> **DATA SHOWN**:
[start]

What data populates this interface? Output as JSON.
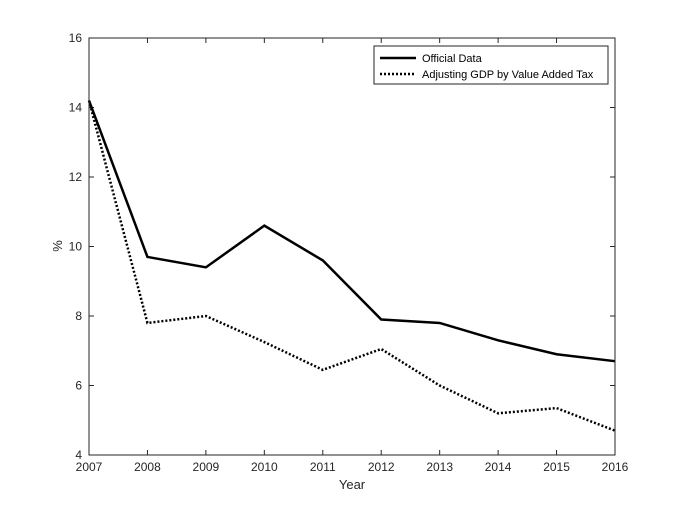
{
  "chart_data": {
    "type": "line",
    "title": "",
    "xlabel": "Year",
    "ylabel": "%",
    "x": [
      2007,
      2008,
      2009,
      2010,
      2011,
      2012,
      2013,
      2014,
      2015,
      2016
    ],
    "xlim": [
      2007,
      2016
    ],
    "ylim": [
      4,
      16
    ],
    "xticks": [
      "2007",
      "2008",
      "2009",
      "2010",
      "2011",
      "2012",
      "2013",
      "2014",
      "2015",
      "2016"
    ],
    "yticks": [
      "4",
      "6",
      "8",
      "10",
      "12",
      "14",
      "16"
    ],
    "grid": false,
    "legend_position": "top-right",
    "series": [
      {
        "name": "Official Data",
        "style": "solid",
        "color": "#000000",
        "values": [
          14.2,
          9.7,
          9.4,
          10.6,
          9.6,
          7.9,
          7.8,
          7.3,
          6.9,
          6.7
        ]
      },
      {
        "name": "Adjusting GDP by Value Added Tax",
        "style": "dotted",
        "color": "#000000",
        "values": [
          14.2,
          7.8,
          8.0,
          7.25,
          6.45,
          7.05,
          6.0,
          5.2,
          5.35,
          4.7
        ]
      }
    ]
  }
}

[end]

> **PROBLEM TO WORK ON**: All the material shown above is to be copied exactly, with no pictures carried over.

> **RESPONSE**:
What data populates this interface? Output as JSON.
{
  "chart_data": {
    "type": "line",
    "title": "",
    "xlabel": "Year",
    "ylabel": "%",
    "x": [
      2007,
      2008,
      2009,
      2010,
      2011,
      2012,
      2013,
      2014,
      2015,
      2016
    ],
    "xlim": [
      2007,
      2016
    ],
    "ylim": [
      4,
      16
    ],
    "xticks": [
      "2007",
      "2008",
      "2009",
      "2010",
      "2011",
      "2012",
      "2013",
      "2014",
      "2015",
      "2016"
    ],
    "yticks": [
      "4",
      "6",
      "8",
      "10",
      "12",
      "14",
      "16"
    ],
    "grid": false,
    "legend_position": "top-right",
    "series": [
      {
        "name": "Official Data",
        "style": "solid",
        "color": "#000000",
        "values": [
          14.2,
          9.7,
          9.4,
          10.6,
          9.6,
          7.9,
          7.8,
          7.3,
          6.9,
          6.7
        ]
      },
      {
        "name": "Adjusting GDP by Value Added Tax",
        "style": "dotted",
        "color": "#000000",
        "values": [
          14.2,
          7.8,
          8.0,
          7.25,
          6.45,
          7.05,
          6.0,
          5.2,
          5.35,
          4.7
        ]
      }
    ]
  }
}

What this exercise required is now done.